_Exercise description_. List all lines of the data that include the string "spécialisé".

_Dataset rows_.
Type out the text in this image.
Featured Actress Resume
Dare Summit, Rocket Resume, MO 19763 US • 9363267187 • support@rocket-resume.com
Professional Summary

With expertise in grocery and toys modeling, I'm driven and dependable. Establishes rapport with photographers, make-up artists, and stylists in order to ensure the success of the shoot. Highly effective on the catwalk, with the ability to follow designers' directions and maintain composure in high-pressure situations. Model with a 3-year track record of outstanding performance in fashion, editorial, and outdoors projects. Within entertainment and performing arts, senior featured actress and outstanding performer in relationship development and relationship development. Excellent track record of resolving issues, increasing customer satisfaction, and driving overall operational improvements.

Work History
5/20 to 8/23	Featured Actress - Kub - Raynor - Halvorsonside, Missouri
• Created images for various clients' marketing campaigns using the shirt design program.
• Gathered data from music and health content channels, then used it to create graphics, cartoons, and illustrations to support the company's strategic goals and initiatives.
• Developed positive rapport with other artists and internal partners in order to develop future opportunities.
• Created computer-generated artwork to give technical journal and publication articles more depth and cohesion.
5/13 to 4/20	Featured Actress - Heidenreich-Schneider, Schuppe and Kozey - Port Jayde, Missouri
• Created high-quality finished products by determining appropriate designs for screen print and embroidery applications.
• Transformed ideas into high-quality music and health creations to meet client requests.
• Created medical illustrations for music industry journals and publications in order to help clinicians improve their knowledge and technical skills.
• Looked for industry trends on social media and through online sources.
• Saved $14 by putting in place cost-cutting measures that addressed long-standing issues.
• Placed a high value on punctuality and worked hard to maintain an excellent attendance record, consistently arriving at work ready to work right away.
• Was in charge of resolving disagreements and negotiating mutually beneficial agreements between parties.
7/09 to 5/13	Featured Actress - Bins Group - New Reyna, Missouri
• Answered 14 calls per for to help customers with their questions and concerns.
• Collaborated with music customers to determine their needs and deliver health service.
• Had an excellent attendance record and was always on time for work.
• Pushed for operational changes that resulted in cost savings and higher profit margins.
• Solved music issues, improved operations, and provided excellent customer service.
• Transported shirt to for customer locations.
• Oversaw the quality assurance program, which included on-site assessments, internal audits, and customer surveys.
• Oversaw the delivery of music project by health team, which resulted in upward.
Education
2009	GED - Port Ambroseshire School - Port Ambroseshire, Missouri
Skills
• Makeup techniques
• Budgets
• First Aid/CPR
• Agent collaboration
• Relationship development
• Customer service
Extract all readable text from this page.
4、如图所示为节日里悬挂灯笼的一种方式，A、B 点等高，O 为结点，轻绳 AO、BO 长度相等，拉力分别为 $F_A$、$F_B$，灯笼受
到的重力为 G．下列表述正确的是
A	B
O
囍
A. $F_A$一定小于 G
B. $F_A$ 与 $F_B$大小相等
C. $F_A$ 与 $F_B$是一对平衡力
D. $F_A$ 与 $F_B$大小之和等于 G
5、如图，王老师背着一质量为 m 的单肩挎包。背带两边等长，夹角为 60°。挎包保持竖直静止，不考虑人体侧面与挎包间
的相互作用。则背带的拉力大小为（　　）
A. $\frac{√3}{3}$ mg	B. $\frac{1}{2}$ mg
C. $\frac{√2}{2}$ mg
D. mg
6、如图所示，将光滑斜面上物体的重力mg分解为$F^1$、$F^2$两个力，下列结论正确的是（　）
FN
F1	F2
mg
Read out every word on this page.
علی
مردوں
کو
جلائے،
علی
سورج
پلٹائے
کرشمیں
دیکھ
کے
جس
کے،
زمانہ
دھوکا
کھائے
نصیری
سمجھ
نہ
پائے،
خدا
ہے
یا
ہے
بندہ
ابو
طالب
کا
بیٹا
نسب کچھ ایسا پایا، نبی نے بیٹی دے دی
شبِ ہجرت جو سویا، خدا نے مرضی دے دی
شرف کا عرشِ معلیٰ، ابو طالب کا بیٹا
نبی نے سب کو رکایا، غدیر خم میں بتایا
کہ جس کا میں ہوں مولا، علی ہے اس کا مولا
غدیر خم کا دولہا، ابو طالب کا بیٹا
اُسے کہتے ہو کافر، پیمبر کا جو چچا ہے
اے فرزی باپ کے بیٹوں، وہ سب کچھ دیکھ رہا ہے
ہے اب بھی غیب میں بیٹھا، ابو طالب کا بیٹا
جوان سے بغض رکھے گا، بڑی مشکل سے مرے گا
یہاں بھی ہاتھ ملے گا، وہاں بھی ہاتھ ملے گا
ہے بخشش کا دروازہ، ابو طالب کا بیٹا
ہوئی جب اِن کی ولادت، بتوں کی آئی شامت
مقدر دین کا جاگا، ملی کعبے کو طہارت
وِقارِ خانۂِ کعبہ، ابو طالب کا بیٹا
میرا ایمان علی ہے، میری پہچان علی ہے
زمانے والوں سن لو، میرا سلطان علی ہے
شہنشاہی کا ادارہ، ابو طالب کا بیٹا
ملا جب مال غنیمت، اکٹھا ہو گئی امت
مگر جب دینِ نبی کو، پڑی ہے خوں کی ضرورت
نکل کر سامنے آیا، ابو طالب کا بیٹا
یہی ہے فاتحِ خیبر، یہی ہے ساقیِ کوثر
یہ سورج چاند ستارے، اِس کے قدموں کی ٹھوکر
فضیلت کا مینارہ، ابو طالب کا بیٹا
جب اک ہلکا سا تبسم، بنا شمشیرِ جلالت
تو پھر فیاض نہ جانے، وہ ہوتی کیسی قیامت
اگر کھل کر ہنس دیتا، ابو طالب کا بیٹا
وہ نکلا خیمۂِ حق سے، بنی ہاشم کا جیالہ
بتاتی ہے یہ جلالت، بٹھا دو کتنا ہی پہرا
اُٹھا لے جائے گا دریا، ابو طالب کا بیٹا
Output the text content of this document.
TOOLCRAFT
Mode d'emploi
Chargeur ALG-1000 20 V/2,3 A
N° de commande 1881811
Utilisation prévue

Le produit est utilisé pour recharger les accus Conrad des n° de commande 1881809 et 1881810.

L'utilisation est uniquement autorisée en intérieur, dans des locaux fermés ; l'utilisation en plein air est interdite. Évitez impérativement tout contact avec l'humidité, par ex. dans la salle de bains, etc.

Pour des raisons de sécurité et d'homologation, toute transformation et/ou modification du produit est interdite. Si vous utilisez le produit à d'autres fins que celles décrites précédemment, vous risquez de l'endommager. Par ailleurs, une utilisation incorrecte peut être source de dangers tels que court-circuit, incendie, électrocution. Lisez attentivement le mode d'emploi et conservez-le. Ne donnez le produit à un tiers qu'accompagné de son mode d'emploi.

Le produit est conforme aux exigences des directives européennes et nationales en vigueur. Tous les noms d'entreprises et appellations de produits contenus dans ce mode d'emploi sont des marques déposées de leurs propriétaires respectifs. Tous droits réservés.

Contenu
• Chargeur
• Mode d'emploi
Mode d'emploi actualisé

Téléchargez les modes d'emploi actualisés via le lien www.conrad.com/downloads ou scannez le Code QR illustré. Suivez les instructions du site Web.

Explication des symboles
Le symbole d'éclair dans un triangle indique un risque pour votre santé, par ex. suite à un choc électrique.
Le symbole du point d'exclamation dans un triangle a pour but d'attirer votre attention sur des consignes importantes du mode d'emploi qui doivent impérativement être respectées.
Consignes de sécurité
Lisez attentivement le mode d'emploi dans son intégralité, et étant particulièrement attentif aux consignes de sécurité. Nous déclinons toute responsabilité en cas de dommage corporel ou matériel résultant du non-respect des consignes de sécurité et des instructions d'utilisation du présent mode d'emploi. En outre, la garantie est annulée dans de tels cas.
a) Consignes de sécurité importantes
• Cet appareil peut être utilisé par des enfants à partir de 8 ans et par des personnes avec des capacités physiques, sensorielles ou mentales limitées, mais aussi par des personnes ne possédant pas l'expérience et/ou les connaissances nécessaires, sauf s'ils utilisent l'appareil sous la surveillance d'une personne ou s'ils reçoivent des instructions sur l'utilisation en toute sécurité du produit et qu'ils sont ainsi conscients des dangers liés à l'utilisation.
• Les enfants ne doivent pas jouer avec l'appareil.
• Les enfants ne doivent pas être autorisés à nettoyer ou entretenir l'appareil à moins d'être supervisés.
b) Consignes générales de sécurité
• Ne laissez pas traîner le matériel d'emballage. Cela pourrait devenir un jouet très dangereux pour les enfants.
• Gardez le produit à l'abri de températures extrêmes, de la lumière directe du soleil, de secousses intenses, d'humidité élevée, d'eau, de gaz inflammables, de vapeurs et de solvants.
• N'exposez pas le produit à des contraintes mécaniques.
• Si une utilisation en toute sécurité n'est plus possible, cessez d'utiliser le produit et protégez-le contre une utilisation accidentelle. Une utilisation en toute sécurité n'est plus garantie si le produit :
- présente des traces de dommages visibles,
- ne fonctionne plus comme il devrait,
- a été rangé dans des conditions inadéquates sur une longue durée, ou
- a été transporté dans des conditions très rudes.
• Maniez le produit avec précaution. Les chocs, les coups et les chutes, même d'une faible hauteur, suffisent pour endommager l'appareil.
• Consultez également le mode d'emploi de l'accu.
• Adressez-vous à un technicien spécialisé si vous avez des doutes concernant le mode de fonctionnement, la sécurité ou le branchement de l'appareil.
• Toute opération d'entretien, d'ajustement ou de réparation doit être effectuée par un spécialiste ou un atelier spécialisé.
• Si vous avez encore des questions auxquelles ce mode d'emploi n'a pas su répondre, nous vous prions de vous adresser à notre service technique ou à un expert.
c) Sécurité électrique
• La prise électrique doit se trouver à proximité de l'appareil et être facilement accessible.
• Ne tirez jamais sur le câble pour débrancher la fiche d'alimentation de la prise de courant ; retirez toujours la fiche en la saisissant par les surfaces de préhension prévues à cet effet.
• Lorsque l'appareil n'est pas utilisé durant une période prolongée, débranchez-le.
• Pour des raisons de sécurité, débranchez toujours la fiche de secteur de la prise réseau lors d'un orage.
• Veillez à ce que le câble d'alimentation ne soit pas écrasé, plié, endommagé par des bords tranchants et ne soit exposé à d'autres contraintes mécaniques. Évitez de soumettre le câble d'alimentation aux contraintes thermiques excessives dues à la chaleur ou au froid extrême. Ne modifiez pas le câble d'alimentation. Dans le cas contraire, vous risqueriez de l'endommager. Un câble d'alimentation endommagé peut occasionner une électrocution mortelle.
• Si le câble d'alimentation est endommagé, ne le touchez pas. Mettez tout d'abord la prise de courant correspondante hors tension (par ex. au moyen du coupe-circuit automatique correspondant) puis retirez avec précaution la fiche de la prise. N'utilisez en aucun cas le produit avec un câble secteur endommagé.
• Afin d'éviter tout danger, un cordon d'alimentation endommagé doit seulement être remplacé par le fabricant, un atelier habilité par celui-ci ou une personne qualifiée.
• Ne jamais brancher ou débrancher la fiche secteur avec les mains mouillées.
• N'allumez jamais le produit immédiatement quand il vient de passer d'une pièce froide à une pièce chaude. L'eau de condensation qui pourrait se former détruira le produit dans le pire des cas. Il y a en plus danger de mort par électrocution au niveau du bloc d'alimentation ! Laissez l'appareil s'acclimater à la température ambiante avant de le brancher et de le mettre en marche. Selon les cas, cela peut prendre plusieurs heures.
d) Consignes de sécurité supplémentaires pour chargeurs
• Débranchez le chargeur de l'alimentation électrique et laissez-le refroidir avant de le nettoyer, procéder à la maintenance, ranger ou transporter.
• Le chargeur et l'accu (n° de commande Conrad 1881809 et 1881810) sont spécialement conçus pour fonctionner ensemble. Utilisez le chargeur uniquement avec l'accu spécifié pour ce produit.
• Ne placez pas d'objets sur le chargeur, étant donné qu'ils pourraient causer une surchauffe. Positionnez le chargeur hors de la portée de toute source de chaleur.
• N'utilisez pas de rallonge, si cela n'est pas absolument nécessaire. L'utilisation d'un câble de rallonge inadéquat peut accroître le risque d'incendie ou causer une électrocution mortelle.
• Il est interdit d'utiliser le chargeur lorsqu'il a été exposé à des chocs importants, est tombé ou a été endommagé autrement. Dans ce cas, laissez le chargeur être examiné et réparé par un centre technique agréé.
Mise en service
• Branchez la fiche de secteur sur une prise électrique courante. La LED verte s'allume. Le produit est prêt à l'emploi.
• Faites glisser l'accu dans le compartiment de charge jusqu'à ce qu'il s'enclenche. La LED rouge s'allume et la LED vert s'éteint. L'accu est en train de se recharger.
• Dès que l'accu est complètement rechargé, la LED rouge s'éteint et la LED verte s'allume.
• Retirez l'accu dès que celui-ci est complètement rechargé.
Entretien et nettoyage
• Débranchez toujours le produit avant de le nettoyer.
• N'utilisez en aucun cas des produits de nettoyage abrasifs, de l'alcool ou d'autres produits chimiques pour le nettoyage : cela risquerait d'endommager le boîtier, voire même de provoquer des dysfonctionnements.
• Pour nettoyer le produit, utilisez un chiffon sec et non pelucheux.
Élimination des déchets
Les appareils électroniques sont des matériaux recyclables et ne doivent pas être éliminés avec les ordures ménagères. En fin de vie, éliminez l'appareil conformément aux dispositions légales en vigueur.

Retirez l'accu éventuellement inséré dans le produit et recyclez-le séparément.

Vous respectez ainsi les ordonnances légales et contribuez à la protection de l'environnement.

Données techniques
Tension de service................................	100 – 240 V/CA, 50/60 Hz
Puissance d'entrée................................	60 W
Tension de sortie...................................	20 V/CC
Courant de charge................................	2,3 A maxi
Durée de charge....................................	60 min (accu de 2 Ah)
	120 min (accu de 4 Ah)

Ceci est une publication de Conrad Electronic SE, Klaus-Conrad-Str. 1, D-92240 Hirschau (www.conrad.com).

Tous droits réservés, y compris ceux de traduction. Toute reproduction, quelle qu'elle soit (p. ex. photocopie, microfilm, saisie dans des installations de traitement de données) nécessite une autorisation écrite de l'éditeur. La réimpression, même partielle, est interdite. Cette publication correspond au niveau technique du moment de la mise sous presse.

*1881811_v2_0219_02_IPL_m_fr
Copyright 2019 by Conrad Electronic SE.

_Response to the task_.
• Adressez-vous à un technicien spécialisé si vous avez des doutes concernant le mode de fonctionnement, la sécurité ou le branchement de l'appareil.
• Toute opération d'entretien, d'ajustement ou de réparation doit être effectuée par un spécialiste ou un atelier spécialisé.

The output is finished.